Entries with figure data
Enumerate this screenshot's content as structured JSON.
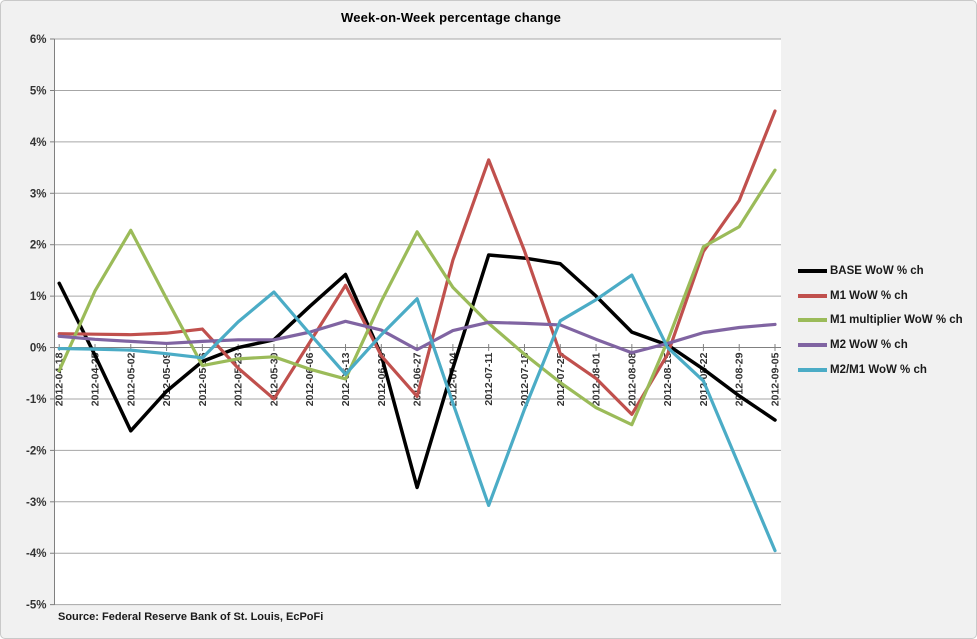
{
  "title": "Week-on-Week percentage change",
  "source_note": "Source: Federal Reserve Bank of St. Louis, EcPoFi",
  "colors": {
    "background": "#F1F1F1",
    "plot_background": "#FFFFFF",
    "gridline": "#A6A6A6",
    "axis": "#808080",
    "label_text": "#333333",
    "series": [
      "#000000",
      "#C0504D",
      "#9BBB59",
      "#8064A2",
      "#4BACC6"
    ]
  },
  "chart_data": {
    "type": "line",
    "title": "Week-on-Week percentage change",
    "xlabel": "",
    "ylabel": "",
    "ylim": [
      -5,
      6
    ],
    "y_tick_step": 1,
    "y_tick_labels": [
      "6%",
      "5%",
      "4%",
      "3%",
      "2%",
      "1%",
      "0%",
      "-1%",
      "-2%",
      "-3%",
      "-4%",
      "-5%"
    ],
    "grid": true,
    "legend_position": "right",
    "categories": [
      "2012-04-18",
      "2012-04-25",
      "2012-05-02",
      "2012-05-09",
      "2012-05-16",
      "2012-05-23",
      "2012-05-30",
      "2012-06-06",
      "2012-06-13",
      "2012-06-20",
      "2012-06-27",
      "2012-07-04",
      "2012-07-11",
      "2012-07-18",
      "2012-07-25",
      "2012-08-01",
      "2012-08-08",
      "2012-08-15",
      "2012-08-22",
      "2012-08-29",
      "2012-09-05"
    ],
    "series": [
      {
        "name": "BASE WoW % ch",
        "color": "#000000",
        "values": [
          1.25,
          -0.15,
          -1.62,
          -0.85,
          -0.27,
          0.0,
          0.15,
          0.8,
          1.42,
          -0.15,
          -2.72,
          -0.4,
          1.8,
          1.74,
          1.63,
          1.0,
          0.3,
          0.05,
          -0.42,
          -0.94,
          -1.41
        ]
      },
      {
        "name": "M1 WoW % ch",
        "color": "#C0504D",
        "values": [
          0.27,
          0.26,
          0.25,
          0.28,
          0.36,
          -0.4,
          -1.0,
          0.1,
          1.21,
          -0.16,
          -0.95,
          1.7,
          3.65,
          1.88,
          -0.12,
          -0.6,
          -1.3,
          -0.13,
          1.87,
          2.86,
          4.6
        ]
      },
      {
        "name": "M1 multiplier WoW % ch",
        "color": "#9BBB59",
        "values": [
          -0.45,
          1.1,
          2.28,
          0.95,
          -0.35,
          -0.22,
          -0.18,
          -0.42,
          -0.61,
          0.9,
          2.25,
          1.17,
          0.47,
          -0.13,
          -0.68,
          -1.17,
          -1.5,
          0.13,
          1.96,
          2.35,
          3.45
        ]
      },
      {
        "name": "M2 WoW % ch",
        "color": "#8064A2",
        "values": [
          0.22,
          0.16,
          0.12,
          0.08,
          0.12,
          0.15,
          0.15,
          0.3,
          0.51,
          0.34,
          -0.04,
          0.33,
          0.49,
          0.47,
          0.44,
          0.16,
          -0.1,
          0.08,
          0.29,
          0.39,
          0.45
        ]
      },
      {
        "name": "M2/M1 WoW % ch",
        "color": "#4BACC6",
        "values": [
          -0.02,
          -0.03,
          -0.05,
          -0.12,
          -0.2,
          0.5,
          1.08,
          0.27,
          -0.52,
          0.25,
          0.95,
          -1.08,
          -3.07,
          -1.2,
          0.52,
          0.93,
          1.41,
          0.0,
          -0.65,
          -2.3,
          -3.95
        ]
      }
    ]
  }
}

Written request:
Without including the pictures, return each record above exactly as it stands.

Task solution:
Enumerate this screenshot's content as structured JSON.
{
  "title": "Week-on-Week percentage change",
  "source_note": "Source: Federal Reserve Bank of St. Louis, EcPoFi",
  "colors": {
    "background": "#F1F1F1",
    "plot_background": "#FFFFFF",
    "gridline": "#A6A6A6",
    "axis": "#808080",
    "label_text": "#333333",
    "series": [
      "#000000",
      "#C0504D",
      "#9BBB59",
      "#8064A2",
      "#4BACC6"
    ]
  },
  "chart_data": {
    "type": "line",
    "title": "Week-on-Week percentage change",
    "xlabel": "",
    "ylabel": "",
    "ylim": [
      -5,
      6
    ],
    "y_tick_step": 1,
    "y_tick_labels": [
      "6%",
      "5%",
      "4%",
      "3%",
      "2%",
      "1%",
      "0%",
      "-1%",
      "-2%",
      "-3%",
      "-4%",
      "-5%"
    ],
    "grid": true,
    "legend_position": "right",
    "categories": [
      "2012-04-18",
      "2012-04-25",
      "2012-05-02",
      "2012-05-09",
      "2012-05-16",
      "2012-05-23",
      "2012-05-30",
      "2012-06-06",
      "2012-06-13",
      "2012-06-20",
      "2012-06-27",
      "2012-07-04",
      "2012-07-11",
      "2012-07-18",
      "2012-07-25",
      "2012-08-01",
      "2012-08-08",
      "2012-08-15",
      "2012-08-22",
      "2012-08-29",
      "2012-09-05"
    ],
    "series": [
      {
        "name": "BASE WoW % ch",
        "color": "#000000",
        "values": [
          1.25,
          -0.15,
          -1.62,
          -0.85,
          -0.27,
          0.0,
          0.15,
          0.8,
          1.42,
          -0.15,
          -2.72,
          -0.4,
          1.8,
          1.74,
          1.63,
          1.0,
          0.3,
          0.05,
          -0.42,
          -0.94,
          -1.41
        ]
      },
      {
        "name": "M1 WoW % ch",
        "color": "#C0504D",
        "values": [
          0.27,
          0.26,
          0.25,
          0.28,
          0.36,
          -0.4,
          -1.0,
          0.1,
          1.21,
          -0.16,
          -0.95,
          1.7,
          3.65,
          1.88,
          -0.12,
          -0.6,
          -1.3,
          -0.13,
          1.87,
          2.86,
          4.6
        ]
      },
      {
        "name": "M1 multiplier WoW % ch",
        "color": "#9BBB59",
        "values": [
          -0.45,
          1.1,
          2.28,
          0.95,
          -0.35,
          -0.22,
          -0.18,
          -0.42,
          -0.61,
          0.9,
          2.25,
          1.17,
          0.47,
          -0.13,
          -0.68,
          -1.17,
          -1.5,
          0.13,
          1.96,
          2.35,
          3.45
        ]
      },
      {
        "name": "M2 WoW % ch",
        "color": "#8064A2",
        "values": [
          0.22,
          0.16,
          0.12,
          0.08,
          0.12,
          0.15,
          0.15,
          0.3,
          0.51,
          0.34,
          -0.04,
          0.33,
          0.49,
          0.47,
          0.44,
          0.16,
          -0.1,
          0.08,
          0.29,
          0.39,
          0.45
        ]
      },
      {
        "name": "M2/M1 WoW % ch",
        "color": "#4BACC6",
        "values": [
          -0.02,
          -0.03,
          -0.05,
          -0.12,
          -0.2,
          0.5,
          1.08,
          0.27,
          -0.52,
          0.25,
          0.95,
          -1.08,
          -3.07,
          -1.2,
          0.52,
          0.93,
          1.41,
          0.0,
          -0.65,
          -2.3,
          -3.95
        ]
      }
    ]
  }
}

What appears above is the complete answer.